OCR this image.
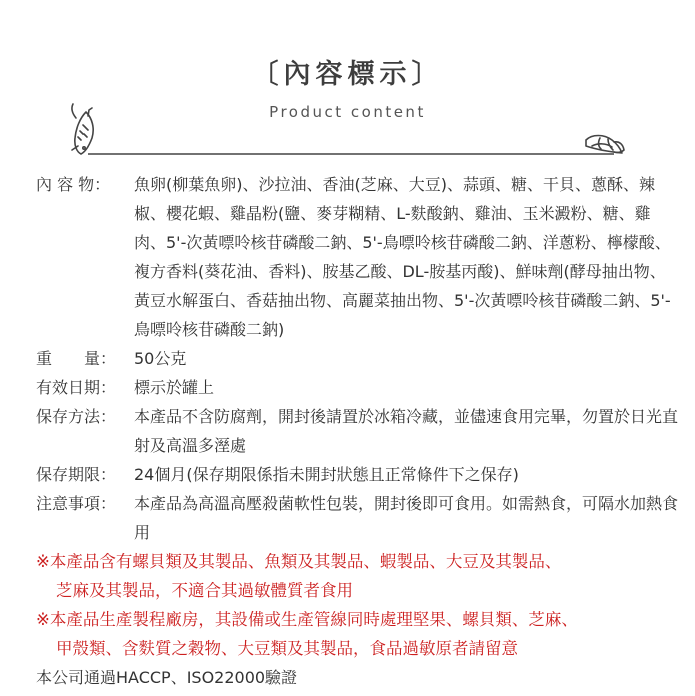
〔內容標示〕
Product content
內 容 物：	魚卵(柳葉魚卵)、沙拉油、香油(芝麻、大豆)、蒜頭、糖、干貝、蔥酥、辣椒、櫻花蝦、雞晶粉(鹽、麥芽糊精、L-麩酸鈉、雞油、玉米澱粉、糖、雞肉、5'-次黃嘌呤核苷磷酸二鈉、5'-鳥嘌呤核苷磷酸二鈉、洋蔥粉、檸檬酸、複方香料(葵花油、香料)、胺基乙酸、DL-胺基丙酸)、鮮味劑(酵母抽出物、黃豆水解蛋白、香菇抽出物、高麗菜抽出物、5'-次黃嘌呤核苷磷酸二鈉、5'-鳥嘌呤核苷磷酸二鈉)
重　　量：	50公克
有效日期：	標示於罐上
保存方法：	本產品不含防腐劑，開封後請置於冰箱冷藏，並儘速食用完畢，勿置於日光直射及高溫多溼處
保存期限：	24個月(保存期限係指未開封狀態且正常條件下之保存)
注意事項：	本產品為高溫高壓殺菌軟性包裝，開封後即可食用。如需熱食，可隔水加熱食用
※本產品含有螺貝類及其製品、魚類及其製品、蝦製品、大豆及其製品、
芝麻及其製品，不適合其過敏體質者食用
※本產品生產製程廠房，其設備或生產管線同時處理堅果、螺貝類、芝麻、
甲殼類、含麩質之穀物、大豆類及其製品，食品過敏原者請留意
本公司通過HACCP、ISO22000驗證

JOB =>
Without the images, write out each line of the data verbatim.

ANSWER BELOW =>
OCR this image.
〔內容標示〕
Product content
內 容 物：	魚卵(柳葉魚卵)、沙拉油、香油(芝麻、大豆)、蒜頭、糖、干貝、蔥酥、辣椒、櫻花蝦、雞晶粉(鹽、麥芽糊精、L-麩酸鈉、雞油、玉米澱粉、糖、雞肉、5'-次黃嘌呤核苷磷酸二鈉、5'-鳥嘌呤核苷磷酸二鈉、洋蔥粉、檸檬酸、複方香料(葵花油、香料)、胺基乙酸、DL-胺基丙酸)、鮮味劑(酵母抽出物、黃豆水解蛋白、香菇抽出物、高麗菜抽出物、5'-次黃嘌呤核苷磷酸二鈉、5'-鳥嘌呤核苷磷酸二鈉)
重　　量：	50公克
有效日期：	標示於罐上
保存方法：	本產品不含防腐劑，開封後請置於冰箱冷藏，並儘速食用完畢，勿置於日光直射及高溫多溼處
保存期限：	24個月(保存期限係指未開封狀態且正常條件下之保存)
注意事項：	本產品為高溫高壓殺菌軟性包裝，開封後即可食用。如需熱食，可隔水加熱食用
※本產品含有螺貝類及其製品、魚類及其製品、蝦製品、大豆及其製品、
芝麻及其製品，不適合其過敏體質者食用
※本產品生產製程廠房，其設備或生產管線同時處理堅果、螺貝類、芝麻、
甲殼類、含麩質之穀物、大豆類及其製品，食品過敏原者請留意
本公司通過HACCP、ISO22000驗證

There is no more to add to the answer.